* BEGIN MATERIAL SHOWN *

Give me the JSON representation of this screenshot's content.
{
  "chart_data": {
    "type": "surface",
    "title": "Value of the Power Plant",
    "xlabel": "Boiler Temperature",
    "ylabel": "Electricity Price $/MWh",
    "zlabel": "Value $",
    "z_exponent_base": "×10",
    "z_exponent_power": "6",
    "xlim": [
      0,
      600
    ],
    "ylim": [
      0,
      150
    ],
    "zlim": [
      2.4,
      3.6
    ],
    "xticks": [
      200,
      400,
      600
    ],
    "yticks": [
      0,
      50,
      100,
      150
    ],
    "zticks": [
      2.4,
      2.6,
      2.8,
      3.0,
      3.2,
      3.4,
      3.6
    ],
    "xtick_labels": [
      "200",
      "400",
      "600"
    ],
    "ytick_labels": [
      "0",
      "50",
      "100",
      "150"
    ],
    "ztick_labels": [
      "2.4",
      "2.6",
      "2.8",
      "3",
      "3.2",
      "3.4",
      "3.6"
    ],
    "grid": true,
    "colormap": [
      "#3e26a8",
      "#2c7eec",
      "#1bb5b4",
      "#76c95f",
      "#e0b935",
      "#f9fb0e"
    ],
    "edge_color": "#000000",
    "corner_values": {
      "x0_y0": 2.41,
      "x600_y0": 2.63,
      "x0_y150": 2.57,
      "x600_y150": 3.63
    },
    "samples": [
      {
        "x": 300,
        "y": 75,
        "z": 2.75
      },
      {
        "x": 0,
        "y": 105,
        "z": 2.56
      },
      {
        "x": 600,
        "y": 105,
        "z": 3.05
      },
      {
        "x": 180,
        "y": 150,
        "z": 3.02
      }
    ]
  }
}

* END MATERIAL SHOWN *

AIM OF THE TASK:
Output the full listing without altering anything.

WRITTEN REPLY:
Give me the JSON representation of this screenshot's content.
{
  "chart_data": {
    "type": "surface",
    "title": "Value of the Power Plant",
    "xlabel": "Boiler Temperature",
    "ylabel": "Electricity Price $/MWh",
    "zlabel": "Value $",
    "z_exponent_base": "×10",
    "z_exponent_power": "6",
    "xlim": [
      0,
      600
    ],
    "ylim": [
      0,
      150
    ],
    "zlim": [
      2.4,
      3.6
    ],
    "xticks": [
      200,
      400,
      600
    ],
    "yticks": [
      0,
      50,
      100,
      150
    ],
    "zticks": [
      2.4,
      2.6,
      2.8,
      3.0,
      3.2,
      3.4,
      3.6
    ],
    "xtick_labels": [
      "200",
      "400",
      "600"
    ],
    "ytick_labels": [
      "0",
      "50",
      "100",
      "150"
    ],
    "ztick_labels": [
      "2.4",
      "2.6",
      "2.8",
      "3",
      "3.2",
      "3.4",
      "3.6"
    ],
    "grid": true,
    "colormap": [
      "#3e26a8",
      "#2c7eec",
      "#1bb5b4",
      "#76c95f",
      "#e0b935",
      "#f9fb0e"
    ],
    "edge_color": "#000000",
    "corner_values": {
      "x0_y0": 2.41,
      "x600_y0": 2.63,
      "x0_y150": 2.57,
      "x600_y150": 3.63
    },
    "samples": [
      {
        "x": 300,
        "y": 75,
        "z": 2.75
      },
      {
        "x": 0,
        "y": 105,
        "z": 2.56
      },
      {
        "x": 600,
        "y": 105,
        "z": 3.05
      },
      {
        "x": 180,
        "y": 150,
        "z": 3.02
      }
    ]
  }
}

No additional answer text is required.